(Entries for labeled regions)
= = =
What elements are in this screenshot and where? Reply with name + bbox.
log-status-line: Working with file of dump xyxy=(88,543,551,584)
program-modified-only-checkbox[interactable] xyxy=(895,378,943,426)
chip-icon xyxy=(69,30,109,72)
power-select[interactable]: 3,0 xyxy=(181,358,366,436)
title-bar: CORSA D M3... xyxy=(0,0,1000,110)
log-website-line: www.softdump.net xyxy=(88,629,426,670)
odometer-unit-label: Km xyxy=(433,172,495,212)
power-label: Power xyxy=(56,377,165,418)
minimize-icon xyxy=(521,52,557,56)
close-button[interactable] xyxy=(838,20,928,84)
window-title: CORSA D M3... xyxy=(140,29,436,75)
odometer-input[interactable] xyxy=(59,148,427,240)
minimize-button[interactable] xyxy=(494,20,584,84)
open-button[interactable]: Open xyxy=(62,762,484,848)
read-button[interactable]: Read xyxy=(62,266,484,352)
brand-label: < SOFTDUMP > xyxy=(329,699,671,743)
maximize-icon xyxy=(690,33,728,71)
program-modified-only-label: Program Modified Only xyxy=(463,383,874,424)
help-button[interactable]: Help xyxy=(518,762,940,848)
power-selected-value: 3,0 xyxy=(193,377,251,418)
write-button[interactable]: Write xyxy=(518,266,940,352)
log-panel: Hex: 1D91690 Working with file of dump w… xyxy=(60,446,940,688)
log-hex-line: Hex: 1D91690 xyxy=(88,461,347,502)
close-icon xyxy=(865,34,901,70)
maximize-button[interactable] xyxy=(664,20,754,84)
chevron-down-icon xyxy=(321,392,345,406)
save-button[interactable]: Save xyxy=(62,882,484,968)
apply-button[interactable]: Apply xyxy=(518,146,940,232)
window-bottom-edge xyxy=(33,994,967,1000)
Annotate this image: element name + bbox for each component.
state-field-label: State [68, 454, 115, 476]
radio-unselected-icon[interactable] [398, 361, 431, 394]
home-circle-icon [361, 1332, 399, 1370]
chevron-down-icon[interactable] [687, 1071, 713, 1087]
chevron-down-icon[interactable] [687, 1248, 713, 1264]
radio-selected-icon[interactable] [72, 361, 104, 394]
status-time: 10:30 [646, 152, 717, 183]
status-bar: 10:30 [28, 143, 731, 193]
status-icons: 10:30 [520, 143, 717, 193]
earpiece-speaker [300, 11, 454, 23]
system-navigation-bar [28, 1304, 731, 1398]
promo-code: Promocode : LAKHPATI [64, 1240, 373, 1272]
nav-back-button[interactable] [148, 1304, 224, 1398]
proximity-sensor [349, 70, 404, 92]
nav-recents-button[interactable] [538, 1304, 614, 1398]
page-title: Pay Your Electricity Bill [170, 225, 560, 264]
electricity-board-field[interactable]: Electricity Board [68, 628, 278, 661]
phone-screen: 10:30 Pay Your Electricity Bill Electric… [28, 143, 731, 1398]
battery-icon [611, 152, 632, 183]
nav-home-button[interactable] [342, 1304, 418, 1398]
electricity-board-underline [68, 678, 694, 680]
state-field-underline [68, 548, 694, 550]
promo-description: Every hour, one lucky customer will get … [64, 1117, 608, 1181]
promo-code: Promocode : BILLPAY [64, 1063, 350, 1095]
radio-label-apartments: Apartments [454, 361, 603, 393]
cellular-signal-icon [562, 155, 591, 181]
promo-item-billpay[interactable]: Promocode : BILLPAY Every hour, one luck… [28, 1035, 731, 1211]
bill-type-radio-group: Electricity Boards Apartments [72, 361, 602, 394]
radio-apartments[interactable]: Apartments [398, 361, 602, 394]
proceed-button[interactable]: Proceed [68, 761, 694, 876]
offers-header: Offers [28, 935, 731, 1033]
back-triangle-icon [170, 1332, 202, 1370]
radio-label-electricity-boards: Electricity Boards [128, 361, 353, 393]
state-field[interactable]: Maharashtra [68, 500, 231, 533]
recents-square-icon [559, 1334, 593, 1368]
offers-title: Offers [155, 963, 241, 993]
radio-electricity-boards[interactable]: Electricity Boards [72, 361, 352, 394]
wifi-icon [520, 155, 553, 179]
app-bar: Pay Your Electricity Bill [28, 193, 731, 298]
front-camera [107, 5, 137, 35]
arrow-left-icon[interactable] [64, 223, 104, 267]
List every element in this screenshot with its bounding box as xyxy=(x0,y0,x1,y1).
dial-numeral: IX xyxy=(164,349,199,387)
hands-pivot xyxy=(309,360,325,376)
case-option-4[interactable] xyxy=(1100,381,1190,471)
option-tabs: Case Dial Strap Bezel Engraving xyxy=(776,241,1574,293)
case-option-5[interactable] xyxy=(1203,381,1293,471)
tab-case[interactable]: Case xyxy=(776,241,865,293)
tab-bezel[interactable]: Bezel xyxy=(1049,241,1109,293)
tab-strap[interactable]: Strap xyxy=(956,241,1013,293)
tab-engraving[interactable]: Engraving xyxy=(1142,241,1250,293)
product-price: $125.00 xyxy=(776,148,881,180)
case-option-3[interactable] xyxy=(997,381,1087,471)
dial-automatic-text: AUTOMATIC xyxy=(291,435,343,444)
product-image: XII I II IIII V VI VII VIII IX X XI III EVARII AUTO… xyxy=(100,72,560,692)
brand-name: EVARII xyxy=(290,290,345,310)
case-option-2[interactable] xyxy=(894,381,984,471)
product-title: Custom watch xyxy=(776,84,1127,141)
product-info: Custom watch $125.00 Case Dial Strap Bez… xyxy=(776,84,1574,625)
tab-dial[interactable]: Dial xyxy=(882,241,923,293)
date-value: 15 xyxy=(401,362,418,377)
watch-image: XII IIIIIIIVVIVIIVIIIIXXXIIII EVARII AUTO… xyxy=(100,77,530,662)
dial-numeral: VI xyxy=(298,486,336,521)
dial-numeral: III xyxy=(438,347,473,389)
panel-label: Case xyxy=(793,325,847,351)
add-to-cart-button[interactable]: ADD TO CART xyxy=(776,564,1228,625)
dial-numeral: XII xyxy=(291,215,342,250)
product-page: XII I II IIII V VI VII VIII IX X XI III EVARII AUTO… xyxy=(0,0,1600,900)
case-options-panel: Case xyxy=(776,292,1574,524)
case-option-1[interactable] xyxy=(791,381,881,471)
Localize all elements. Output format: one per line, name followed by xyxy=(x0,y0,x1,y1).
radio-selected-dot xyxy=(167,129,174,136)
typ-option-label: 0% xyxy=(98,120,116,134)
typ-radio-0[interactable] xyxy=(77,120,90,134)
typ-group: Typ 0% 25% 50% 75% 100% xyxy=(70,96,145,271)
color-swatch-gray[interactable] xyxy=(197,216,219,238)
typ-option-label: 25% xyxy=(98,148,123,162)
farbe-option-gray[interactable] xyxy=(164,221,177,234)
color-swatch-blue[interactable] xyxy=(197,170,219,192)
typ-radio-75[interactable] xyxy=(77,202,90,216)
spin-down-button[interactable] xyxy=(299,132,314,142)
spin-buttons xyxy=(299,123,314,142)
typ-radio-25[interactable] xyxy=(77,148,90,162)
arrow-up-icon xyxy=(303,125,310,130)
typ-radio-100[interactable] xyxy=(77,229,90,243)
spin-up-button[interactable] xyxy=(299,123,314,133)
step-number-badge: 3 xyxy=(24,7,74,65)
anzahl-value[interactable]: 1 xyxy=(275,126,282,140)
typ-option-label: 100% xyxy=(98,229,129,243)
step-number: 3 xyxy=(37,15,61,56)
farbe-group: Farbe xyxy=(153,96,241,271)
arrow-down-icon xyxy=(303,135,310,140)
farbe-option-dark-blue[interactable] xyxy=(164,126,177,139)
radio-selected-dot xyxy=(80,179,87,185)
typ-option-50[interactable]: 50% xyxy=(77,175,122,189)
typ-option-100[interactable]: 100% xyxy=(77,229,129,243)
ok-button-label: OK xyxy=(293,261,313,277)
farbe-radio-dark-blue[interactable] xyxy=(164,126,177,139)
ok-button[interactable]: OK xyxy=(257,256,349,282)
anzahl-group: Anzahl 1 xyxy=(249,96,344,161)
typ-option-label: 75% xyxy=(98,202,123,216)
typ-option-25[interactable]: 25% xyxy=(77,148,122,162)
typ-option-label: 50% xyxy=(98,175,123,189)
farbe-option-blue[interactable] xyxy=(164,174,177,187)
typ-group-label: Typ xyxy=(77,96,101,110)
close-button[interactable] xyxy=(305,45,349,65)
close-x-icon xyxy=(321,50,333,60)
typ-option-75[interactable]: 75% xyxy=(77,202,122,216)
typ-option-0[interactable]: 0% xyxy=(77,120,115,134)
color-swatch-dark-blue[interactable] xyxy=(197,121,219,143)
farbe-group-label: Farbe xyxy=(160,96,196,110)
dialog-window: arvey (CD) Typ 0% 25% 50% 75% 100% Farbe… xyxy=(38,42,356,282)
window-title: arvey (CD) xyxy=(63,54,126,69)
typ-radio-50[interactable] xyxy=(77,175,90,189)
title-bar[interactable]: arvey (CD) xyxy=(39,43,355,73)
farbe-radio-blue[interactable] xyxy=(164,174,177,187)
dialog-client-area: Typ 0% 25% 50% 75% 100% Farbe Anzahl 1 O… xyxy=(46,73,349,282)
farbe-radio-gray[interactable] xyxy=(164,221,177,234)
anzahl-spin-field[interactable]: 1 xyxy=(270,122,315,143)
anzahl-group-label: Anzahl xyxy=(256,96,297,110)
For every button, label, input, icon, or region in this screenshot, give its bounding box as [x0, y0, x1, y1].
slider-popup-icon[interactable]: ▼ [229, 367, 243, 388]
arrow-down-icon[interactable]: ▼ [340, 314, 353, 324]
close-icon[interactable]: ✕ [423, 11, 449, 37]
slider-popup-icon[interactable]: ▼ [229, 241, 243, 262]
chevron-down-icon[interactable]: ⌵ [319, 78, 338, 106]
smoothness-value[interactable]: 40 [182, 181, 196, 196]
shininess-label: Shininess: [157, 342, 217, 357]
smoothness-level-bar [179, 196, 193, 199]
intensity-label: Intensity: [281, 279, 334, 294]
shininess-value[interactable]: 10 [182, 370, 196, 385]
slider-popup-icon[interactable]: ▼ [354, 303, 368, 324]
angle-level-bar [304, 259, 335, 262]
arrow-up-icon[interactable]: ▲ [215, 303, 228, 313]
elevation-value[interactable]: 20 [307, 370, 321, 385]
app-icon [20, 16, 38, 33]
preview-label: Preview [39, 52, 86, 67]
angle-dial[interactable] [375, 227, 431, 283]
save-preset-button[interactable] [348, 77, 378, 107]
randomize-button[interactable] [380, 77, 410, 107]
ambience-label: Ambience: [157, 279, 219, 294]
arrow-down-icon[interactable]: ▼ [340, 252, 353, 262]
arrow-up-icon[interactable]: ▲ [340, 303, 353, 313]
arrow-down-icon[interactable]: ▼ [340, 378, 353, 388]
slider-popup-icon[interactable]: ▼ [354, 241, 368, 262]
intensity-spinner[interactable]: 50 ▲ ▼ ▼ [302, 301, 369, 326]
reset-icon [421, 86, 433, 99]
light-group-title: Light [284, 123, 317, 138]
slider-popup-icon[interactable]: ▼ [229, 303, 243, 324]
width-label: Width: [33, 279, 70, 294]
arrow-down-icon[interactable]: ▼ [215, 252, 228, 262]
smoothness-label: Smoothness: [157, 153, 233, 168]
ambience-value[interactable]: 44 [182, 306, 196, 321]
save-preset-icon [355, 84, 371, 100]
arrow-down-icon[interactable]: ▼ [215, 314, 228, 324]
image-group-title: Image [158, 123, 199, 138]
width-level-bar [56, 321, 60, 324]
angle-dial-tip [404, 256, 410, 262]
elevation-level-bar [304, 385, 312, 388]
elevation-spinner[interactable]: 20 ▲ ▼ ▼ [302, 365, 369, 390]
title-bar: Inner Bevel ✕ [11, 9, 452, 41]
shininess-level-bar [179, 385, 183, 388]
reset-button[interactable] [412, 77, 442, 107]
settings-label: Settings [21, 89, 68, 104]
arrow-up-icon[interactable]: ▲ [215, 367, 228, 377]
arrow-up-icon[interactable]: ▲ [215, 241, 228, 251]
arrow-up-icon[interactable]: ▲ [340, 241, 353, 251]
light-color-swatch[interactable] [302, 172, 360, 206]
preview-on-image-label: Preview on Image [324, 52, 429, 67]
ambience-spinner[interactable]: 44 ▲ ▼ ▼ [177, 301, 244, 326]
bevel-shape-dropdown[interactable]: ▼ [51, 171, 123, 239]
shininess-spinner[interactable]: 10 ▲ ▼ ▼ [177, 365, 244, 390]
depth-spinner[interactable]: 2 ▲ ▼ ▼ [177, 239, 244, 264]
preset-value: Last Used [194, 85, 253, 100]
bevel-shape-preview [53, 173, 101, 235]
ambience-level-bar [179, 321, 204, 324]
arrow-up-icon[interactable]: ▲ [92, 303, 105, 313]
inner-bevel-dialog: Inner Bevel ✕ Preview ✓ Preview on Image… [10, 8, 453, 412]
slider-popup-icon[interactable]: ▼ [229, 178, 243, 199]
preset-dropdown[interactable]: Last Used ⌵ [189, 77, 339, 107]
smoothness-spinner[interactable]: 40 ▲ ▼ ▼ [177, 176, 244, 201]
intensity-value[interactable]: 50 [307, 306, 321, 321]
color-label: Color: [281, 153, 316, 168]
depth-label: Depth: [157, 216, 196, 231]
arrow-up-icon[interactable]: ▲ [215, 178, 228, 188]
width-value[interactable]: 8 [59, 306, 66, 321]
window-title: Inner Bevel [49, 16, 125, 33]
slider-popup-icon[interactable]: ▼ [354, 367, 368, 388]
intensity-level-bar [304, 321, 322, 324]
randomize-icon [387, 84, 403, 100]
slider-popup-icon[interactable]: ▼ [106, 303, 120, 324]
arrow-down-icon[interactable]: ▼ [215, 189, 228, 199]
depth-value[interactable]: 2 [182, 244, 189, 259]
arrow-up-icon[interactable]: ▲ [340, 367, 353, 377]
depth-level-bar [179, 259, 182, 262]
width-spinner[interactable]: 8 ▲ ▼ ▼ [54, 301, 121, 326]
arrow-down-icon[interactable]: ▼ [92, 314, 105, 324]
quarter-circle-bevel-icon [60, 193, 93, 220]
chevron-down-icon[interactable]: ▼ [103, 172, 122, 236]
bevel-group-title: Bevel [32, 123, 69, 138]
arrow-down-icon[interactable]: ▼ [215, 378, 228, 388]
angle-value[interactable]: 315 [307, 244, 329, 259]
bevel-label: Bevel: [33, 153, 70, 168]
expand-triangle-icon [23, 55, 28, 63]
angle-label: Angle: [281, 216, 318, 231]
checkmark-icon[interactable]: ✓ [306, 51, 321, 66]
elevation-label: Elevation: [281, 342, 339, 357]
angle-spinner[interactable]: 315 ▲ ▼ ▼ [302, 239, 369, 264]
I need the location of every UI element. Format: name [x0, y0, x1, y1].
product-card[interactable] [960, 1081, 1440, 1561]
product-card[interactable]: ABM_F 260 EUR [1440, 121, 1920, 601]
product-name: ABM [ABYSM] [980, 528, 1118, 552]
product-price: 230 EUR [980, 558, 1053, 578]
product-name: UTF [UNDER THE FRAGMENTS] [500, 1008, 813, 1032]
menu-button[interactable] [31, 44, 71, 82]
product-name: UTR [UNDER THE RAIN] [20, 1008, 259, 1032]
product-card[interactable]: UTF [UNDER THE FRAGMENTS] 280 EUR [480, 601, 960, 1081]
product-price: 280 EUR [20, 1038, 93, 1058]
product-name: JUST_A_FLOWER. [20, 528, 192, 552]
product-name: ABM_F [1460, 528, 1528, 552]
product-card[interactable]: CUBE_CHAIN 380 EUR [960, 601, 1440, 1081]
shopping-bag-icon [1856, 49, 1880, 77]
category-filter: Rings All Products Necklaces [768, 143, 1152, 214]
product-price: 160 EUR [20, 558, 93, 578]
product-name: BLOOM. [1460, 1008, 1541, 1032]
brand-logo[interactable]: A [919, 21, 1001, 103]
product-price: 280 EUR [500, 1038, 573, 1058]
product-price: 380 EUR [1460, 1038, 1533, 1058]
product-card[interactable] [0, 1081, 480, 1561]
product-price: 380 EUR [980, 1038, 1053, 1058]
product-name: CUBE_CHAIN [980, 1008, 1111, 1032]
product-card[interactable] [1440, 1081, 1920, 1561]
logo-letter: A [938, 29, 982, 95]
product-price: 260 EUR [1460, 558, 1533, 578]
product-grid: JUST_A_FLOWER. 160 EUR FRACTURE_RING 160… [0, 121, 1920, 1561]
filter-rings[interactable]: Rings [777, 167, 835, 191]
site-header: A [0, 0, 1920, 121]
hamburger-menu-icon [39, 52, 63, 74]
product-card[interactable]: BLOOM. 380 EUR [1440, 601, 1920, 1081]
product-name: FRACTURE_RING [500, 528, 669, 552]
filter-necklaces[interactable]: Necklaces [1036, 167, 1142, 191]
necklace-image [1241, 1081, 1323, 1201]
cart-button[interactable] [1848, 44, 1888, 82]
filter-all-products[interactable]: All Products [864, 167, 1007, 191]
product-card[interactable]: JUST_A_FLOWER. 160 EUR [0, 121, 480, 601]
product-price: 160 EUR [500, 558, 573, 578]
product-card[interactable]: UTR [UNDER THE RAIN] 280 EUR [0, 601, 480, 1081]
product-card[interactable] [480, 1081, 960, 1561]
= = =
**Written request**.
Echo the lines of the listing from its first line through the line containing "power-label: Power xyxy=(56,377,165,418)", reproducing them without changes.

**Solution**.
What elements are in this screenshot and where? Reply with name + bbox.
log-status-line: Working with file of dump xyxy=(88,543,551,584)
program-modified-only-checkbox[interactable] xyxy=(895,378,943,426)
chip-icon xyxy=(69,30,109,72)
power-select[interactable]: 3,0 xyxy=(181,358,366,436)
title-bar: CORSA D M3... xyxy=(0,0,1000,110)
log-website-line: www.softdump.net xyxy=(88,629,426,670)
odometer-unit-label: Km xyxy=(433,172,495,212)
power-label: Power xyxy=(56,377,165,418)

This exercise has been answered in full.